* _Data rows_:

>> START

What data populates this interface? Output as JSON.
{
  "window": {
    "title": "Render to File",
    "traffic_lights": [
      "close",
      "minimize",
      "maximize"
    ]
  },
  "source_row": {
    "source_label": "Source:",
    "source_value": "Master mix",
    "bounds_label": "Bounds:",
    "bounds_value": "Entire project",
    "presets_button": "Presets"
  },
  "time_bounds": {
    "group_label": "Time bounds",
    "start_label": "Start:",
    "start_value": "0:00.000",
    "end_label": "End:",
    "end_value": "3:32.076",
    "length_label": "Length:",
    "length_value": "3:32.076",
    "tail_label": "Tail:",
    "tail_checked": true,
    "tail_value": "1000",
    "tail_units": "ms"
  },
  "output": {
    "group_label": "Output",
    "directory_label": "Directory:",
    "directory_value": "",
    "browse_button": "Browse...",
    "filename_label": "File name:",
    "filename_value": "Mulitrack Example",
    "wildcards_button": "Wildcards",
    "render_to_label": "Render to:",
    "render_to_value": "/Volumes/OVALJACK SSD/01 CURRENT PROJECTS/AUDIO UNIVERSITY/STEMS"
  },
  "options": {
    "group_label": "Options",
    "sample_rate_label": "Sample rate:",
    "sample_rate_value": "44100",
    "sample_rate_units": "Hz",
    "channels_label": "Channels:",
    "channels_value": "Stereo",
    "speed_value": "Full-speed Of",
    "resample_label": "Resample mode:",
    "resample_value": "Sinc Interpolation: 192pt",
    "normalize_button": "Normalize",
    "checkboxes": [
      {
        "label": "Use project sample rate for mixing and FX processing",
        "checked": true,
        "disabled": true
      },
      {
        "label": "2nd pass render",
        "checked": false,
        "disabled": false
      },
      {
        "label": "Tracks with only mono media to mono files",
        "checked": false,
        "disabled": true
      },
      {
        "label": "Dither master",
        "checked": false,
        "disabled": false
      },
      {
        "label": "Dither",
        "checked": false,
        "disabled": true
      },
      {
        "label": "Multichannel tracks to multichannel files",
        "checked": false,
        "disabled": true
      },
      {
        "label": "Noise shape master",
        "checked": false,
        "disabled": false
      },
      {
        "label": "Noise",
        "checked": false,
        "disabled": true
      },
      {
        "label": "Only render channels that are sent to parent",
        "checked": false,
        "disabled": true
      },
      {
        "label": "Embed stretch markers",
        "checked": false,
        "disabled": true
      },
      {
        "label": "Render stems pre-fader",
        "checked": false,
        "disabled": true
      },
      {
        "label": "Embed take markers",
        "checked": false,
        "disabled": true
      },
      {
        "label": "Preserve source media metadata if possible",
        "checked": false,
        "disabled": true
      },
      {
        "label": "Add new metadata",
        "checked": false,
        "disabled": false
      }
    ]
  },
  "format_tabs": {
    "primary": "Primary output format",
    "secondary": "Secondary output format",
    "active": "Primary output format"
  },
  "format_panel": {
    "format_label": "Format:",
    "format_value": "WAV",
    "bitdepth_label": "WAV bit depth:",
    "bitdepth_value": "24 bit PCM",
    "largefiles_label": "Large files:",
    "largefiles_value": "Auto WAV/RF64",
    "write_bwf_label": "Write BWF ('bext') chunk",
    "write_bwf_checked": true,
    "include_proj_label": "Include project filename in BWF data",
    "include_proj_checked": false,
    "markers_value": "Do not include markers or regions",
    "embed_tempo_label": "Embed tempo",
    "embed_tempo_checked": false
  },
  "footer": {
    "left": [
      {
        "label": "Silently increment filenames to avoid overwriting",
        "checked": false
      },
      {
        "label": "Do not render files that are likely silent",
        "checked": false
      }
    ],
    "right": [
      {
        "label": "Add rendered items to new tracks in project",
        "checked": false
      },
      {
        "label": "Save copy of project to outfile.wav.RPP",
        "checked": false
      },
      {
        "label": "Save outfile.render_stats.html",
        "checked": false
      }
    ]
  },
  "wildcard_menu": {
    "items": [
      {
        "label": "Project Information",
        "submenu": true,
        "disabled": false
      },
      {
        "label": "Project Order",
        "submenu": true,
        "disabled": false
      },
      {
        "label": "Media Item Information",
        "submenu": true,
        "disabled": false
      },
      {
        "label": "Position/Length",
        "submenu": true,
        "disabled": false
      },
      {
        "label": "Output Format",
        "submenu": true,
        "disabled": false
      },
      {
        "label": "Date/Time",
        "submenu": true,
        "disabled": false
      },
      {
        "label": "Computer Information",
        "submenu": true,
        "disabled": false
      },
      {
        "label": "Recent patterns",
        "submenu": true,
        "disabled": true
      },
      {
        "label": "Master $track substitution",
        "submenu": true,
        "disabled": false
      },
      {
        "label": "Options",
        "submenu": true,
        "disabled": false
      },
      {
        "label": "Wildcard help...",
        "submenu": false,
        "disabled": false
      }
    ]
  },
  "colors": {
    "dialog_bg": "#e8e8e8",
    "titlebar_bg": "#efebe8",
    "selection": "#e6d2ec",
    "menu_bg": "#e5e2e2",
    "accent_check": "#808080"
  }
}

>> END

* _What you should do_:
How many lines in the records hold the string "that"? Reply with the number alone.

* _Output of the exercise_:
2